## Exercise description:
Retype the passage of the message to the children below, beginning at the words "Some of you" and stopping after the words "get in touch.".

## Text section:
Good afternoon children and young people – Happy Wednesday to you all!
I hope you’re enjoying being back at School, but still finding the time to enjoy this lovely sunshine too. I’m certainly enjoying keeping in touch with all your teachers and checking on how you are coping with your work. I must say, I have been absolutely delighted to hear how hard you’re all working – very well done! However, if you are struggling or you need someone to talk to – just ask. We are all here to support you if you need us. You can contact me on :
I’m very proud to say that I have been getting to grips with all this new technology and now use Zoom for all my meetings with colleagues, family and friends. I’ve been able to show off my tin whistle playing to friends and family – who seem to be impressed (maybe they’re being kind I hear you say?), but I’m not sure the teachers would be so keen on hearing me play! A shout out to one young man who contacted me to say that he’d love to hear me play in assembly…. Watch this space!
Some of you have been in touch to let me know what new skills you are developing and I’ve really enjoyed getting your emails. Please continue to contact me and send photos if you can as I really look forward to hearing from you. I’m happy to hear that a certain young man has been working hard on developing his Chess manoeuvres – Mr Ghag will have to watch out when you return to School – Well done! I have also heard from another young lady who has been helping her elderly neighbours with their chores and shopping (with her mum of course) – I’m very proud of you! I am also awarding House points and virtual chocolate to children who get in touch.
I really can’t believe how wonderful the weather has been since lockdown! The sun seems to be shining every day and it’s so wonderful to be able to go for very long walks in Sutton Park. I’ve taken so many photos and Mr Moore and I even spotted (but not quick enough to photograph) an elusive Muntjac deer during our walk on Saturday!

## Available data:
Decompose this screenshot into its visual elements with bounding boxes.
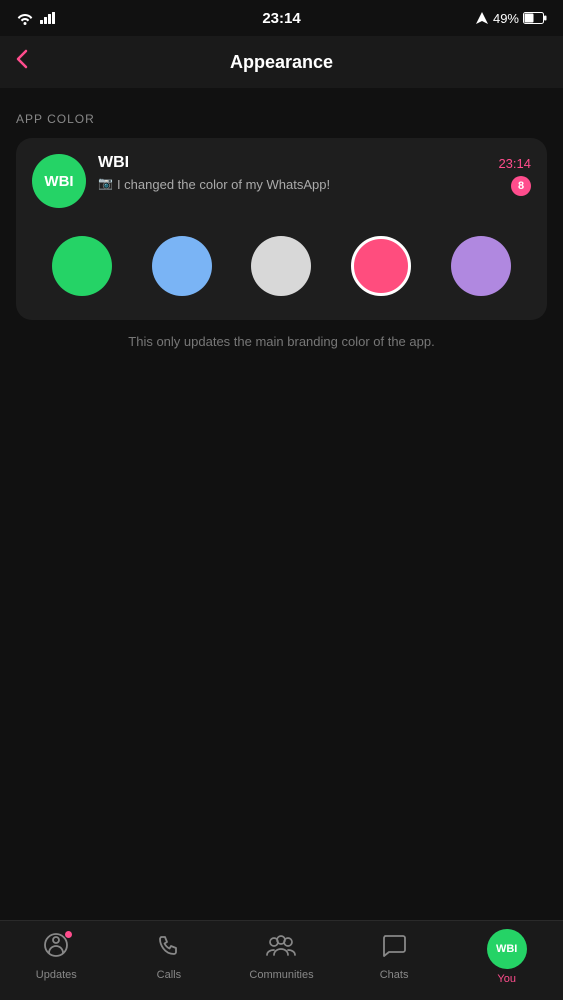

## Final answer:
Some of you have been in touch to let me know what new skills you are developing and I’ve really enjoyed getting your emails. Please continue to contact me and send photos if you can as I really look forward to hearing from you. I’m happy to hear that a certain young man has been working hard on developing his Chess manoeuvres – Mr Ghag will have to watch out when you return to School – Well done! I have also heard from another young lady who has been helping her elderly neighbours with their chores and shopping (with her mum of course) – I’m very proud of you! I am also awarding House points and virtual chocolate to children who get in touch.